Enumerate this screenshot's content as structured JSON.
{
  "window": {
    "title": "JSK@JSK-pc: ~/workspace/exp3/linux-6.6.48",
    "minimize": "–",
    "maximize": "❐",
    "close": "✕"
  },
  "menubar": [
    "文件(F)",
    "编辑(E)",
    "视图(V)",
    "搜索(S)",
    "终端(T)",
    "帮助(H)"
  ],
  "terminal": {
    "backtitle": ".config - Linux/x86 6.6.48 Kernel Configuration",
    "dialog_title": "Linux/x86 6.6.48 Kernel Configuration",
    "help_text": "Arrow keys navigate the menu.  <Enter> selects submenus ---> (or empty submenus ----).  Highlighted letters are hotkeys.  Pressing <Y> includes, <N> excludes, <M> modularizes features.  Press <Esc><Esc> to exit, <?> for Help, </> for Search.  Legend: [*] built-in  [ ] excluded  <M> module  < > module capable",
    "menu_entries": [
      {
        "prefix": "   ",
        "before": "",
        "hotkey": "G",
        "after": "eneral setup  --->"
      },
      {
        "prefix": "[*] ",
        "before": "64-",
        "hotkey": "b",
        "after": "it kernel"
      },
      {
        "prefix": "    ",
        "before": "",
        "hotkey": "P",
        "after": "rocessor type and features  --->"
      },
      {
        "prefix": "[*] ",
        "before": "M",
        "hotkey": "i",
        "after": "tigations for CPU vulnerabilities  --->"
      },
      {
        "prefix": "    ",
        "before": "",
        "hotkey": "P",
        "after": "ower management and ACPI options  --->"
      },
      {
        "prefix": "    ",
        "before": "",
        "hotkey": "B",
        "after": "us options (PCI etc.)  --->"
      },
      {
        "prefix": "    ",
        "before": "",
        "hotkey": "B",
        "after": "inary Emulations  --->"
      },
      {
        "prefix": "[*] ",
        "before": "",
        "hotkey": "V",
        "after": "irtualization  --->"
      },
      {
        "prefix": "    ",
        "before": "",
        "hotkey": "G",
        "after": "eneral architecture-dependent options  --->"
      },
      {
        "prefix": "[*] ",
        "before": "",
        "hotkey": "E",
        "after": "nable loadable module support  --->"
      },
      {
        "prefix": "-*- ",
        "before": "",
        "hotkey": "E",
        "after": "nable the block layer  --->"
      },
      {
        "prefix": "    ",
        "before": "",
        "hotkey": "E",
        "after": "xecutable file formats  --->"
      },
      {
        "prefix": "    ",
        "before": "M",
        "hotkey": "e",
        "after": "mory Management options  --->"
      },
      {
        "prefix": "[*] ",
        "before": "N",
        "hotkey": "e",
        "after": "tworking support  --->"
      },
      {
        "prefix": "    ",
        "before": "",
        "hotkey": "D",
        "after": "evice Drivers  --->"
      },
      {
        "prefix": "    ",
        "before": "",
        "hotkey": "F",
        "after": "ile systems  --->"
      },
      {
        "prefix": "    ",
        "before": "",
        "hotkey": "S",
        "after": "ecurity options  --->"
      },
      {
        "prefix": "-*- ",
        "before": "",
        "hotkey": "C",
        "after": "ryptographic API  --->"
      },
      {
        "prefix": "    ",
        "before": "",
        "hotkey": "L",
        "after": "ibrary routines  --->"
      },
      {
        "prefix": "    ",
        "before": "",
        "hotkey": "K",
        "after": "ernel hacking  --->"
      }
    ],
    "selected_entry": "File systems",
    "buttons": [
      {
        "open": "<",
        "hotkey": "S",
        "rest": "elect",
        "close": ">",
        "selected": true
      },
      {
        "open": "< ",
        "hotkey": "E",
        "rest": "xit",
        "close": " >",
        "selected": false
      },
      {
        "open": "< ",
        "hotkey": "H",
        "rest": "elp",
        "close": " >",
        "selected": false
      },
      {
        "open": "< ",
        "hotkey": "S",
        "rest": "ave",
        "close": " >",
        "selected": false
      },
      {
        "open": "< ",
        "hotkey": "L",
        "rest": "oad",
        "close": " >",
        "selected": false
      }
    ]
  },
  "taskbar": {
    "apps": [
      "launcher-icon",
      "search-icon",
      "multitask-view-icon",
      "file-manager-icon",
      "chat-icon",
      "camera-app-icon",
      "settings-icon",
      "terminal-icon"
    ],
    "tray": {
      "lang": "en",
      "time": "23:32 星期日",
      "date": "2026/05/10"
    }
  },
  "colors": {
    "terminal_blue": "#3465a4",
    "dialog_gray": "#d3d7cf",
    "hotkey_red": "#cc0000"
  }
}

:::

*Exercise details*: Only lines that contain the word "rest" are wanted; copy each of them.

*Solution to this task*:
        "rest": "elect",
        "rest": "xit",
        "rest": "elp",
        "rest": "ave",
        "rest": "oad",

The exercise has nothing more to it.